Directions for this task
Replace "рублей/кВт" with "руб./кВт" in the material from its first line through the line with "- value-cell: -: [518, 349, 583, 389]", and give those lines again with nothing else changed.

Entries
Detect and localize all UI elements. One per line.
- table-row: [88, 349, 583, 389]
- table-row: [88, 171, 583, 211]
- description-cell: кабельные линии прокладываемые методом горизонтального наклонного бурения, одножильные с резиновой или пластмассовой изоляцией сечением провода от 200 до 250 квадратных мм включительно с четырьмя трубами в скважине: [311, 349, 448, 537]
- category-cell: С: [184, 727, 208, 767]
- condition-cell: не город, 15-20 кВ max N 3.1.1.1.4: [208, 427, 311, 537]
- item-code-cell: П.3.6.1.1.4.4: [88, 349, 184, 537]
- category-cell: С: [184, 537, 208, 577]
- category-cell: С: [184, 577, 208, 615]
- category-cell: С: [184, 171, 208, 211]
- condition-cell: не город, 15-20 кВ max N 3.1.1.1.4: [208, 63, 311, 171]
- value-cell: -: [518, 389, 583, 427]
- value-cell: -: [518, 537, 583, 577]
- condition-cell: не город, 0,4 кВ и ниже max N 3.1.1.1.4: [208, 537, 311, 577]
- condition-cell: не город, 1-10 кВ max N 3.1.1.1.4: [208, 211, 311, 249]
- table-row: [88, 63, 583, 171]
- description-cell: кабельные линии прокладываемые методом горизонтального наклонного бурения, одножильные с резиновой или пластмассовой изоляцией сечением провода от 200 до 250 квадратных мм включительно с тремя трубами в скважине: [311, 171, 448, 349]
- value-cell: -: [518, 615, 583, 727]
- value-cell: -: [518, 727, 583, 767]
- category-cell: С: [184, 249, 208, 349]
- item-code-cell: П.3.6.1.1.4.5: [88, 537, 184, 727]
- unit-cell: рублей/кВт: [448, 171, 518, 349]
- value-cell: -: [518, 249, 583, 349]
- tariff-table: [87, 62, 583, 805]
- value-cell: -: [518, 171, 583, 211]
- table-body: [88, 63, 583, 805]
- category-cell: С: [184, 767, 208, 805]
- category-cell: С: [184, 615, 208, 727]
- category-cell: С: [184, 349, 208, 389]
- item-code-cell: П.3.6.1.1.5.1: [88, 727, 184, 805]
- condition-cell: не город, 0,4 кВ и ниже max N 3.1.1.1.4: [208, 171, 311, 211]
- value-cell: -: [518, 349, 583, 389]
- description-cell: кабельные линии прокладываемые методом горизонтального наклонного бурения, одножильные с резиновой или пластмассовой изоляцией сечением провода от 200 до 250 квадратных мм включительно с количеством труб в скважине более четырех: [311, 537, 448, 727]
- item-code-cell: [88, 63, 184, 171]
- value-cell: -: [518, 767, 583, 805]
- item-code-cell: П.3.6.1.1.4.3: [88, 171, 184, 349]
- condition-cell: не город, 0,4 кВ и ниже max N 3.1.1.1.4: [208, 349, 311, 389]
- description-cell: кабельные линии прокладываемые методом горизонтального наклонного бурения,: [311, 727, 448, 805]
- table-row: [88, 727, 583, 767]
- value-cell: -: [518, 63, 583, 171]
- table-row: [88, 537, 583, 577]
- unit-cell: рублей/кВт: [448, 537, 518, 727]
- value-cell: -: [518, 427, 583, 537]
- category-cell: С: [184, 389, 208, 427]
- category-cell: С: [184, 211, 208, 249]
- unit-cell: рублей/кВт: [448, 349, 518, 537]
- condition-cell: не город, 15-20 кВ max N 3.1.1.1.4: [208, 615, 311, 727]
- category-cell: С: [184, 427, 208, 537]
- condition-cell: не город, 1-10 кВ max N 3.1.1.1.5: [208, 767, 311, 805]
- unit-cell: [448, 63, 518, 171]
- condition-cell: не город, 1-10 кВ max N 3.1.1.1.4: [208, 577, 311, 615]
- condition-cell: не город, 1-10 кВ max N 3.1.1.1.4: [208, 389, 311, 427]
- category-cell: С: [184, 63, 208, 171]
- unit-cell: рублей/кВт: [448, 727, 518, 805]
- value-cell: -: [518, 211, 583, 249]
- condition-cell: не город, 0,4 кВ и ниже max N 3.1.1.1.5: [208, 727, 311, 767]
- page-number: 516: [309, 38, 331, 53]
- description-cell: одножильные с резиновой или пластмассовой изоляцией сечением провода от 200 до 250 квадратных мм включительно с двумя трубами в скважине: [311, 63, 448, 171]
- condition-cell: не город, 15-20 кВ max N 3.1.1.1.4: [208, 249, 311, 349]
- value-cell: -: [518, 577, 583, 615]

Task result
Detect and localize all UI elements. One per line.
- table-row: [88, 349, 583, 389]
- table-row: [88, 171, 583, 211]
- description-cell: кабельные линии прокладываемые методом горизонтального наклонного бурения, одножильные с резиновой или пластмассовой изоляцией сечением провода от 200 до 250 квадратных мм включительно с четырьмя трубами в скважине: [311, 349, 448, 537]
- category-cell: С: [184, 727, 208, 767]
- condition-cell: не город, 15-20 кВ max N 3.1.1.1.4: [208, 427, 311, 537]
- item-code-cell: П.3.6.1.1.4.4: [88, 349, 184, 537]
- category-cell: С: [184, 537, 208, 577]
- category-cell: С: [184, 577, 208, 615]
- category-cell: С: [184, 171, 208, 211]
- condition-cell: не город, 15-20 кВ max N 3.1.1.1.4: [208, 63, 311, 171]
- value-cell: -: [518, 389, 583, 427]
- value-cell: -: [518, 537, 583, 577]
- condition-cell: не город, 0,4 кВ и ниже max N 3.1.1.1.4: [208, 537, 311, 577]
- condition-cell: не город, 1-10 кВ max N 3.1.1.1.4: [208, 211, 311, 249]
- table-row: [88, 63, 583, 171]
- description-cell: кабельные линии прокладываемые методом горизонтального наклонного бурения, одножильные с резиновой или пластмассовой изоляцией сечением провода от 200 до 250 квадратных мм включительно с тремя трубами в скважине: [311, 171, 448, 349]
- value-cell: -: [518, 615, 583, 727]
- value-cell: -: [518, 727, 583, 767]
- category-cell: С: [184, 249, 208, 349]
- item-code-cell: П.3.6.1.1.4.5: [88, 537, 184, 727]
- unit-cell: руб./кВт: [448, 171, 518, 349]
- value-cell: -: [518, 249, 583, 349]
- tariff-table: [87, 62, 583, 805]
- value-cell: -: [518, 171, 583, 211]
- table-body: [88, 63, 583, 805]
- category-cell: С: [184, 767, 208, 805]
- category-cell: С: [184, 615, 208, 727]
- category-cell: С: [184, 349, 208, 389]
- item-code-cell: П.3.6.1.1.5.1: [88, 727, 184, 805]
- condition-cell: не город, 0,4 кВ и ниже max N 3.1.1.1.4: [208, 171, 311, 211]
- value-cell: -: [518, 349, 583, 389]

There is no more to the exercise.